### The task
Select every line holding the word "right" and copy it.

+++

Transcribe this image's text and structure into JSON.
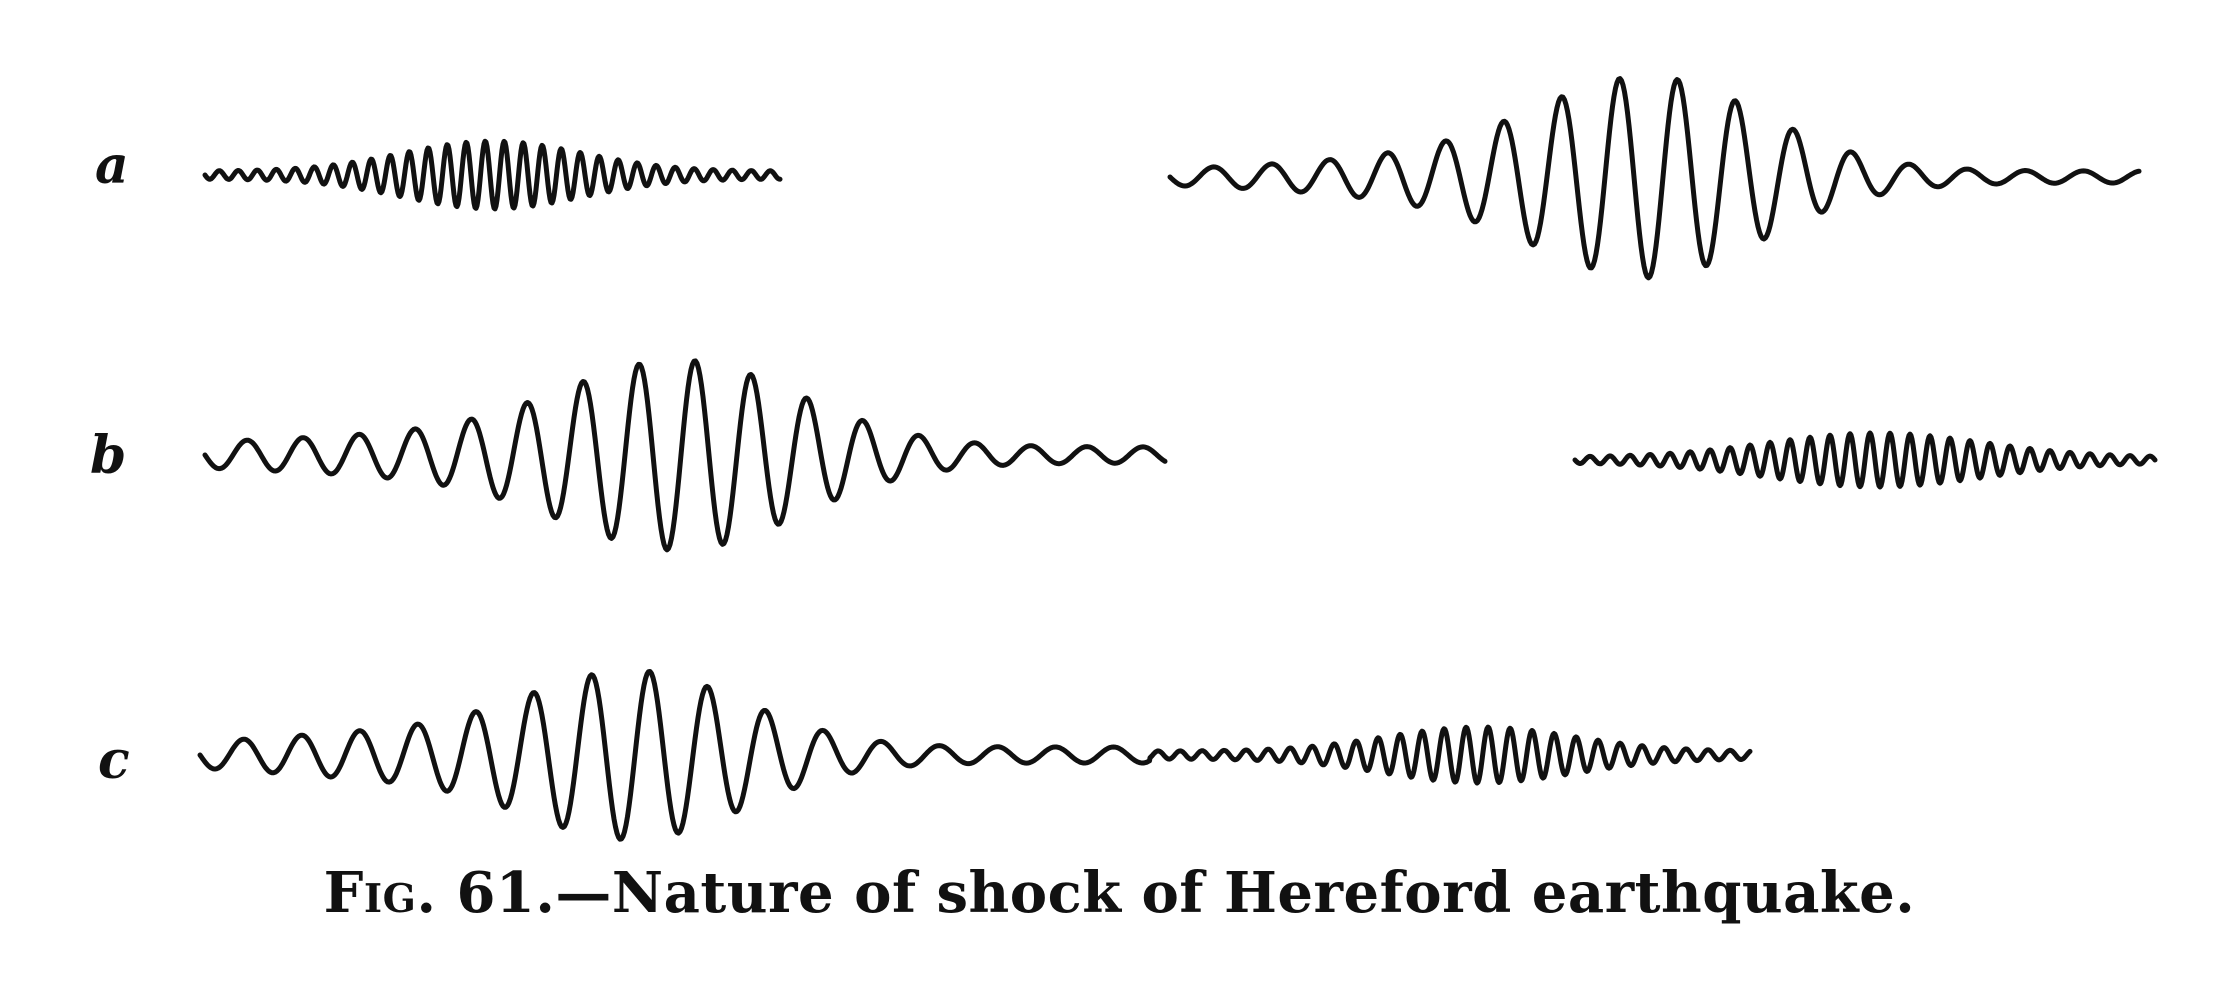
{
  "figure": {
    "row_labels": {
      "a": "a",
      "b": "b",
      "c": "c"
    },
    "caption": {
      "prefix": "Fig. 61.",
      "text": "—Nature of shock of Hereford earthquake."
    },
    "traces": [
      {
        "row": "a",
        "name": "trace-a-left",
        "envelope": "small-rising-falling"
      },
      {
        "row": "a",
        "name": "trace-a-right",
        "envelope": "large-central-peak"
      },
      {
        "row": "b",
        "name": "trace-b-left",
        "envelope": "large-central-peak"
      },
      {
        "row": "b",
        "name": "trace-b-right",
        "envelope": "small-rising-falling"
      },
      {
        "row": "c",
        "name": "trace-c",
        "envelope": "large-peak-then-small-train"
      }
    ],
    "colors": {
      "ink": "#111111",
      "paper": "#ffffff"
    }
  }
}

+++

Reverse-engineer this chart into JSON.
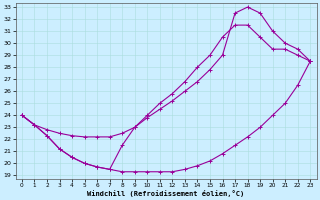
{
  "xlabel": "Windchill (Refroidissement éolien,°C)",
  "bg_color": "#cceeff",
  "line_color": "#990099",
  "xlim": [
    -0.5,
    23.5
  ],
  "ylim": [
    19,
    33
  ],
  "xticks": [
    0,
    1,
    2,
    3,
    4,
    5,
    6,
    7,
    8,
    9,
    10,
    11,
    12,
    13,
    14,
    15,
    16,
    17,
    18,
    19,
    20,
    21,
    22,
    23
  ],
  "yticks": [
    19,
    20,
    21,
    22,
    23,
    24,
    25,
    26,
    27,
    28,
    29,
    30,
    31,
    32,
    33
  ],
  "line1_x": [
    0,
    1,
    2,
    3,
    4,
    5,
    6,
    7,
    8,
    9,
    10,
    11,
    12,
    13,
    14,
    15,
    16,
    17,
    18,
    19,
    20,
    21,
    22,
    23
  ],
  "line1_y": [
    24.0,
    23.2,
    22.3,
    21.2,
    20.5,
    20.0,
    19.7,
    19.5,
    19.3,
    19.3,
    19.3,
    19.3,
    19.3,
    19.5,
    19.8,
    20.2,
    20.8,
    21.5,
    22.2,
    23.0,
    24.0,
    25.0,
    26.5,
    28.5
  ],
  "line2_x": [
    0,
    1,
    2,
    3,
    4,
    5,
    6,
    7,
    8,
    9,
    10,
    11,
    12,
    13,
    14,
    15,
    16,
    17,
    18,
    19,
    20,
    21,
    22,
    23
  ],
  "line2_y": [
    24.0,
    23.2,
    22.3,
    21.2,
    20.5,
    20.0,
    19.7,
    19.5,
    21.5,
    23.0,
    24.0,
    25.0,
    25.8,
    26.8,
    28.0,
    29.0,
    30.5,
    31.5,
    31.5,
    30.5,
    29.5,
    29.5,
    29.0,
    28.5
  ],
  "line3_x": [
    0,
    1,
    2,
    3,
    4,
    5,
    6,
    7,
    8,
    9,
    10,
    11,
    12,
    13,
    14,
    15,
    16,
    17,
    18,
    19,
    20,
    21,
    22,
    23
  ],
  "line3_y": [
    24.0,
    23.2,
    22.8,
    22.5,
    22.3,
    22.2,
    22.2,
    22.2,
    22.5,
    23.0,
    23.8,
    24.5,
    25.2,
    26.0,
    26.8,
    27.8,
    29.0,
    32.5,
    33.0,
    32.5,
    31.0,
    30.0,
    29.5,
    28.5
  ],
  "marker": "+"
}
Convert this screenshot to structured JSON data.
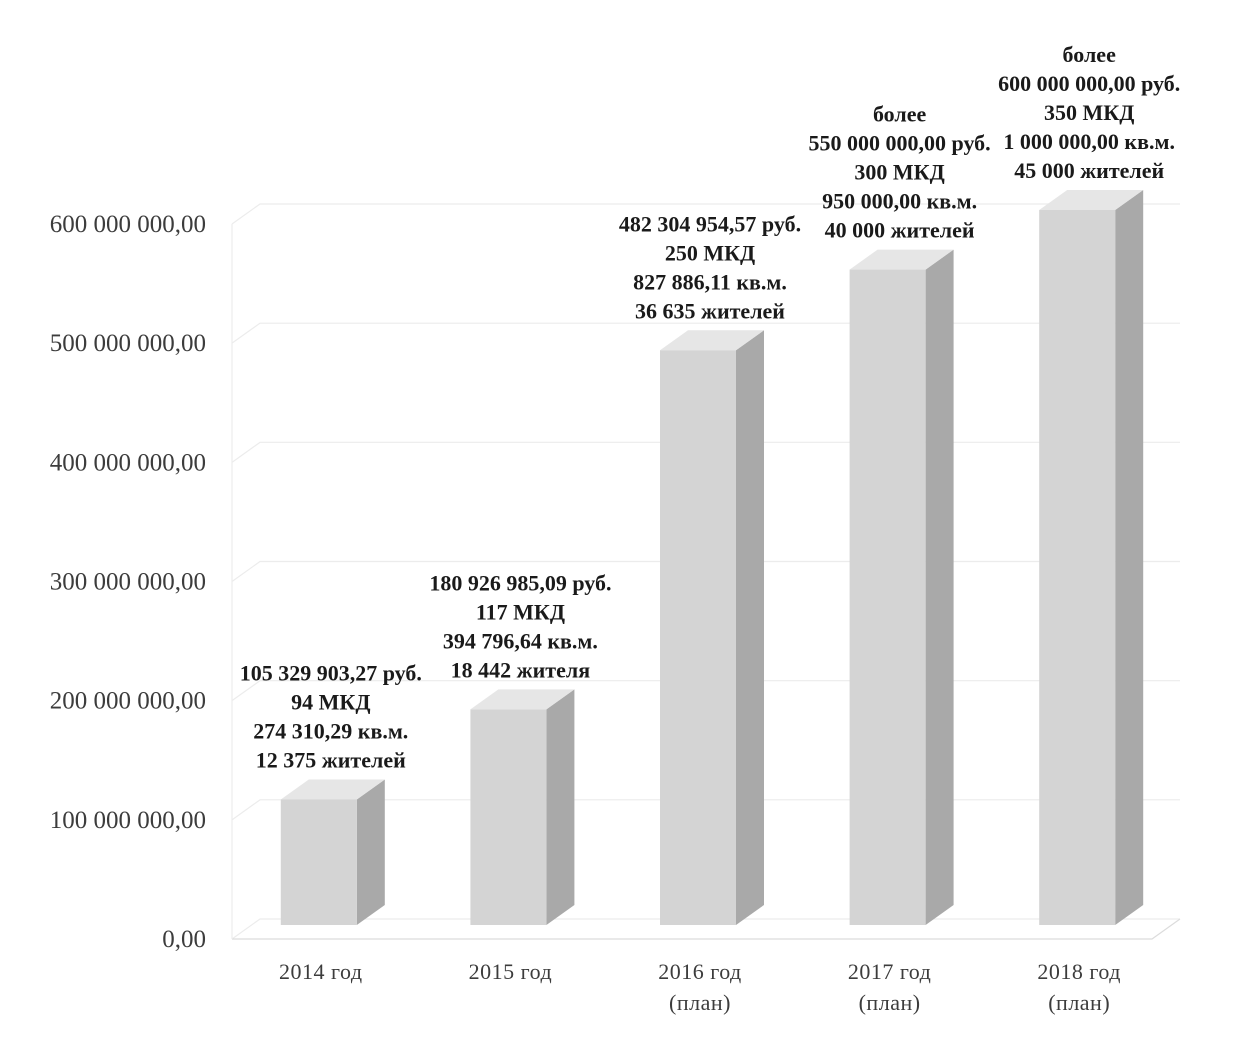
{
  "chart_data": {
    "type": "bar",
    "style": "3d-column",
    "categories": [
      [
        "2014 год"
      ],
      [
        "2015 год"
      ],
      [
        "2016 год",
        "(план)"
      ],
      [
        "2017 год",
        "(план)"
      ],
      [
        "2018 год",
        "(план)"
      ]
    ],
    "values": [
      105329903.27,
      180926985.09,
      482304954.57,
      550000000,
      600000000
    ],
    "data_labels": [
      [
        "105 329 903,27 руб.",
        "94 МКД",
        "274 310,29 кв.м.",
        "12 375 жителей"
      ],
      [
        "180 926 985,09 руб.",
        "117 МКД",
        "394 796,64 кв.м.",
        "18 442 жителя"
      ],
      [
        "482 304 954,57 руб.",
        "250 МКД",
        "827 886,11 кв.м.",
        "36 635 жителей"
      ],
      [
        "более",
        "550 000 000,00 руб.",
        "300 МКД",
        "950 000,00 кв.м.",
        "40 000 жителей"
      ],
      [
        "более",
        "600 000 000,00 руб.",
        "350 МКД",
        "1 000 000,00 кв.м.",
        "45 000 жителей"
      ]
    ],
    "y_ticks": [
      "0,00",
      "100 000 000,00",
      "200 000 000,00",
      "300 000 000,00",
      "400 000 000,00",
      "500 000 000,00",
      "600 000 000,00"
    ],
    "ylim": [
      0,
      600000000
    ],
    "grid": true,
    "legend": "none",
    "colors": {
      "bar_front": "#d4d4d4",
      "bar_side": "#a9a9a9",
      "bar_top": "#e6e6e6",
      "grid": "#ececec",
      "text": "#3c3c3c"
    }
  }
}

+++

### Exercise solution
        "name": "trace-a-right",
        "name": "trace-b-right",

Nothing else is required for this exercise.